━━━ Data to use ━━━

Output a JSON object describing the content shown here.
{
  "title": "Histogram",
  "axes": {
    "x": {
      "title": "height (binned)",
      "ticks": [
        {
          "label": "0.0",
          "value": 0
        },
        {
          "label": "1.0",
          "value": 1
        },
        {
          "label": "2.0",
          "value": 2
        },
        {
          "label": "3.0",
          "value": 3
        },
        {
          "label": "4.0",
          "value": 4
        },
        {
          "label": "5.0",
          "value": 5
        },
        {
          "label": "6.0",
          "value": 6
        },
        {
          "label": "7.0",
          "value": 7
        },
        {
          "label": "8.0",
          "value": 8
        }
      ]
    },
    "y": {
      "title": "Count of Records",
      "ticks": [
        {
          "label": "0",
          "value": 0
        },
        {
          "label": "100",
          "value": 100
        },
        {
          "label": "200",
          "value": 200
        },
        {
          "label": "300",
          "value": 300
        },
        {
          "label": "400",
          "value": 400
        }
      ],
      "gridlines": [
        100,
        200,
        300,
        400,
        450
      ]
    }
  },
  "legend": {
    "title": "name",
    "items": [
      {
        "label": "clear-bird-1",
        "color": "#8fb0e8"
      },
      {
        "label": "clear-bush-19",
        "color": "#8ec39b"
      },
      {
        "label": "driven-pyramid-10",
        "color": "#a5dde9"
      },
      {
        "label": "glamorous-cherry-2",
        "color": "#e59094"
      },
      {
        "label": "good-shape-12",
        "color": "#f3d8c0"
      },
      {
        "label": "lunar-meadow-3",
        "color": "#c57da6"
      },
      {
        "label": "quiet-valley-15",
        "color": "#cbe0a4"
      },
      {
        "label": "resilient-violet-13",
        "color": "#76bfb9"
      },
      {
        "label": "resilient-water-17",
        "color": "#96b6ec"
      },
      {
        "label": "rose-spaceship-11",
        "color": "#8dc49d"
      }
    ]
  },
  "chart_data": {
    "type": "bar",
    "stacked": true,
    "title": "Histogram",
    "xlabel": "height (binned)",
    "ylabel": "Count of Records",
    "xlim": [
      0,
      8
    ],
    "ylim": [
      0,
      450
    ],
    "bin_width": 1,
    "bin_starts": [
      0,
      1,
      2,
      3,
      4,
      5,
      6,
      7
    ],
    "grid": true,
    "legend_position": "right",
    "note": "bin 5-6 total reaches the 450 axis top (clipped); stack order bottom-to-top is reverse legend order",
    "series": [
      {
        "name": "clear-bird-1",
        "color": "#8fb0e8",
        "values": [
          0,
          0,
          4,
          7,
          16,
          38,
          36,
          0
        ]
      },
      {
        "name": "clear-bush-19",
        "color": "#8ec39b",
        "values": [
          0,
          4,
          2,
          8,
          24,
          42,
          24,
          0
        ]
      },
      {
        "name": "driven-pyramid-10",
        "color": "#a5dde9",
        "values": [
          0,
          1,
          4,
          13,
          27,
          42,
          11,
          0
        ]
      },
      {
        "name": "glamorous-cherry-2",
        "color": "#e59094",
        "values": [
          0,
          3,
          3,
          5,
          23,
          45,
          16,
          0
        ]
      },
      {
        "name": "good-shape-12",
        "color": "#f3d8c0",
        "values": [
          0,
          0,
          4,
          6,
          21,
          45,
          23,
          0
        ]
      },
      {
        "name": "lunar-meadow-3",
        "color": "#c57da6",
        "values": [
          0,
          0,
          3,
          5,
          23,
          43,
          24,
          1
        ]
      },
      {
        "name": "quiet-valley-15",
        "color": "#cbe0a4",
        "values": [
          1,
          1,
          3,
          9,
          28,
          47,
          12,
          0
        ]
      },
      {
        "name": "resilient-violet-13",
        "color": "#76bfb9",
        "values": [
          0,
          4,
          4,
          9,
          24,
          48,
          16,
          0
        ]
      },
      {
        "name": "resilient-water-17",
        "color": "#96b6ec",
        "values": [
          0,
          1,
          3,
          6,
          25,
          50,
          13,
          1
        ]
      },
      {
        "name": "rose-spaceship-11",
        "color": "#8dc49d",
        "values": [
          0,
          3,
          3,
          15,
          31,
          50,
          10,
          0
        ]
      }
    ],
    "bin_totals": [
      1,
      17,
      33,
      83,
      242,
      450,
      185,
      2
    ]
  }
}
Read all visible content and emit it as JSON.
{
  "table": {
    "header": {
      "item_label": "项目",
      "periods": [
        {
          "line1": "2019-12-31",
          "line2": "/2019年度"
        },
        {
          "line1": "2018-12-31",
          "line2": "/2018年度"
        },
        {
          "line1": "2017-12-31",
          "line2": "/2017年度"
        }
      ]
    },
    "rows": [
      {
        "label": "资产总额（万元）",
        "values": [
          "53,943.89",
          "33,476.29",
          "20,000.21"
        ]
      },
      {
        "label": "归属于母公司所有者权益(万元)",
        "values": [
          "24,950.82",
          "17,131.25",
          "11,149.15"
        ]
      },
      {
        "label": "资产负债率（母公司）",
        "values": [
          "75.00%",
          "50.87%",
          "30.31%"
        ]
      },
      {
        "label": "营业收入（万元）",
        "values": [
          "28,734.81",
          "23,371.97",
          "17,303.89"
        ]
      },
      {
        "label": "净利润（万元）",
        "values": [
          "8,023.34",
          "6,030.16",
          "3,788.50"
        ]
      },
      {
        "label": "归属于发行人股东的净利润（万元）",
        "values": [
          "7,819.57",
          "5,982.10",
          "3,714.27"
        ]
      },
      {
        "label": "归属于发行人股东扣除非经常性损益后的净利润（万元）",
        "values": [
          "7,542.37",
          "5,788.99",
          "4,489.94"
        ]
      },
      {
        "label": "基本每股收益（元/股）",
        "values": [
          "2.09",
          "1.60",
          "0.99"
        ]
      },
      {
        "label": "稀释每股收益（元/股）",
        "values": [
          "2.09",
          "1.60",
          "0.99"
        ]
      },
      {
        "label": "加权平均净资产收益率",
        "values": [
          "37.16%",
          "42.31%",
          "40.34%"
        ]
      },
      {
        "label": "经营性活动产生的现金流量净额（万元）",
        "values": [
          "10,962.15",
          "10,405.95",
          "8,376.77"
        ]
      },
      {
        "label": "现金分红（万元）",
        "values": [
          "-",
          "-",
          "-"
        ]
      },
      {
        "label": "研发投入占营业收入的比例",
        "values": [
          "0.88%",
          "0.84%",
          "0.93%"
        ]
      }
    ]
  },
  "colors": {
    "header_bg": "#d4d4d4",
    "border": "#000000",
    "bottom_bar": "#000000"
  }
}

━━━

* What to produce *
Type the whole listing again, unaltered.

* Response to the exercise *
Output a JSON object describing the content shown here.
{
  "title": "Histogram",
  "axes": {
    "x": {
      "title": "height (binned)",
      "ticks": [
        {
          "label": "0.0",
          "value": 0
        },
        {
          "label": "1.0",
          "value": 1
        },
        {
          "label": "2.0",
          "value": 2
        },
        {
          "label": "3.0",
          "value": 3
        },
        {
          "label": "4.0",
          "value": 4
        },
        {
          "label": "5.0",
          "value": 5
        },
        {
          "label": "6.0",
          "value": 6
        },
        {
          "label": "7.0",
          "value": 7
        },
        {
          "label": "8.0",
          "value": 8
        }
      ]
    },
    "y": {
      "title": "Count of Records",
      "ticks": [
        {
          "label": "0",
          "value": 0
        },
        {
          "label": "100",
          "value": 100
        },
        {
          "label": "200",
          "value": 200
        },
        {
          "label": "300",
          "value": 300
        },
        {
          "label": "400",
          "value": 400
        }
      ],
      "gridlines": [
        100,
        200,
        300,
        400,
        450
      ]
    }
  },
  "legend": {
    "title": "name",
    "items": [
      {
        "label": "clear-bird-1",
        "color": "#8fb0e8"
      },
      {
        "label": "clear-bush-19",
        "color": "#8ec39b"
      },
      {
        "label": "driven-pyramid-10",
        "color": "#a5dde9"
      },
      {
        "label": "glamorous-cherry-2",
        "color": "#e59094"
      },
      {
        "label": "good-shape-12",
        "color": "#f3d8c0"
      },
      {
        "label": "lunar-meadow-3",
        "color": "#c57da6"
      },
      {
        "label": "quiet-valley-15",
        "color": "#cbe0a4"
      },
      {
        "label": "resilient-violet-13",
        "color": "#76bfb9"
      },
      {
        "label": "resilient-water-17",
        "color": "#96b6ec"
      },
      {
        "label": "rose-spaceship-11",
        "color": "#8dc49d"
      }
    ]
  },
  "chart_data": {
    "type": "bar",
    "stacked": true,
    "title": "Histogram",
    "xlabel": "height (binned)",
    "ylabel": "Count of Records",
    "xlim": [
      0,
      8
    ],
    "ylim": [
      0,
      450
    ],
    "bin_width": 1,
    "bin_starts": [
      0,
      1,
      2,
      3,
      4,
      5,
      6,
      7
    ],
    "grid": true,
    "legend_position": "right",
    "note": "bin 5-6 total reaches the 450 axis top (clipped); stack order bottom-to-top is reverse legend order",
    "series": [
      {
        "name": "clear-bird-1",
        "color": "#8fb0e8",
        "values": [
          0,
          0,
          4,
          7,
          16,
          38,
          36,
          0
        ]
      },
      {
        "name": "clear-bush-19",
        "color": "#8ec39b",
        "values": [
          0,
          4,
          2,
          8,
          24,
          42,
          24,
          0
        ]
      },
      {
        "name": "driven-pyramid-10",
        "color": "#a5dde9",
        "values": [
          0,
          1,
          4,
          13,
          27,
          42,
          11,
          0
        ]
      },
      {
        "name": "glamorous-cherry-2",
        "color": "#e59094",
        "values": [
          0,
          3,
          3,
          5,
          23,
          45,
          16,
          0
        ]
      },
      {
        "name": "good-shape-12",
        "color": "#f3d8c0",
        "values": [
          0,
          0,
          4,
          6,
          21,
          45,
          23,
          0
        ]
      },
      {
        "name": "lunar-meadow-3",
        "color": "#c57da6",
        "values": [
          0,
          0,
          3,
          5,
          23,
          43,
          24,
          1
        ]
      },
      {
        "name": "quiet-valley-15",
        "color": "#cbe0a4",
        "values": [
          1,
          1,
          3,
          9,
          28,
          47,
          12,
          0
        ]
      },
      {
        "name": "resilient-violet-13",
        "color": "#76bfb9",
        "values": [
          0,
          4,
          4,
          9,
          24,
          48,
          16,
          0
        ]
      },
      {
        "name": "resilient-water-17",
        "color": "#96b6ec",
        "values": [
          0,
          1,
          3,
          6,
          25,
          50,
          13,
          1
        ]
      },
      {
        "name": "rose-spaceship-11",
        "color": "#8dc49d",
        "values": [
          0,
          3,
          3,
          15,
          31,
          50,
          10,
          0
        ]
      }
    ],
    "bin_totals": [
      1,
      17,
      33,
      83,
      242,
      450,
      185,
      2
    ]
  }
}
Read all visible content and emit it as JSON.
{
  "table": {
    "header": {
      "item_label": "项目",
      "periods": [
        {
          "line1": "2019-12-31",
          "line2": "/2019年度"
        },
        {
          "line1": "2018-12-31",
          "line2": "/2018年度"
        },
        {
          "line1": "2017-12-31",
          "line2": "/2017年度"
        }
      ]
    },
    "rows": [
      {
        "label": "资产总额（万元）",
        "values": [
          "53,943.89",
          "33,476.29",
          "20,000.21"
        ]
      },
      {
        "label": "归属于母公司所有者权益(万元)",
        "values": [
          "24,950.82",
          "17,131.25",
          "11,149.15"
        ]
      },
      {
        "label": "资产负债率（母公司）",
        "values": [
          "75.00%",
          "50.87%",
          "30.31%"
        ]
      },
      {
        "label": "营业收入（万元）",
        "values": [
          "28,734.81",
          "23,371.97",
          "17,303.89"
        ]
      },
      {
        "label": "净利润（万元）",
        "values": [
          "8,023.34",
          "6,030.16",
          "3,788.50"
        ]
      },
      {
        "label": "归属于发行人股东的净利润（万元）",
        "values": [
          "7,819.57",
          "5,982.10",
          "3,714.27"
        ]
      },
      {
        "label": "归属于发行人股东扣除非经常性损益后的净利润（万元）",
        "values": [
          "7,542.37",
          "5,788.99",
          "4,489.94"
        ]
      },
      {
        "label": "基本每股收益（元/股）",
        "values": [
          "2.09",
          "1.60",
          "0.99"
        ]
      },
      {
        "label": "稀释每股收益（元/股）",
        "values": [
          "2.09",
          "1.60",
          "0.99"
        ]
      },
      {
        "label": "加权平均净资产收益率",
        "values": [
          "37.16%",
          "42.31%",
          "40.34%"
        ]
      },
      {
        "label": "经营性活动产生的现金流量净额（万元）",
        "values": [
          "10,962.15",
          "10,405.95",
          "8,376.77"
        ]
      },
      {
        "label": "现金分红（万元）",
        "values": [
          "-",
          "-",
          "-"
        ]
      },
      {
        "label": "研发投入占营业收入的比例",
        "values": [
          "0.88%",
          "0.84%",
          "0.93%"
        ]
      }
    ]
  },
  "colors": {
    "header_bg": "#d4d4d4",
    "border": "#000000",
    "bottom_bar": "#000000"
  }
}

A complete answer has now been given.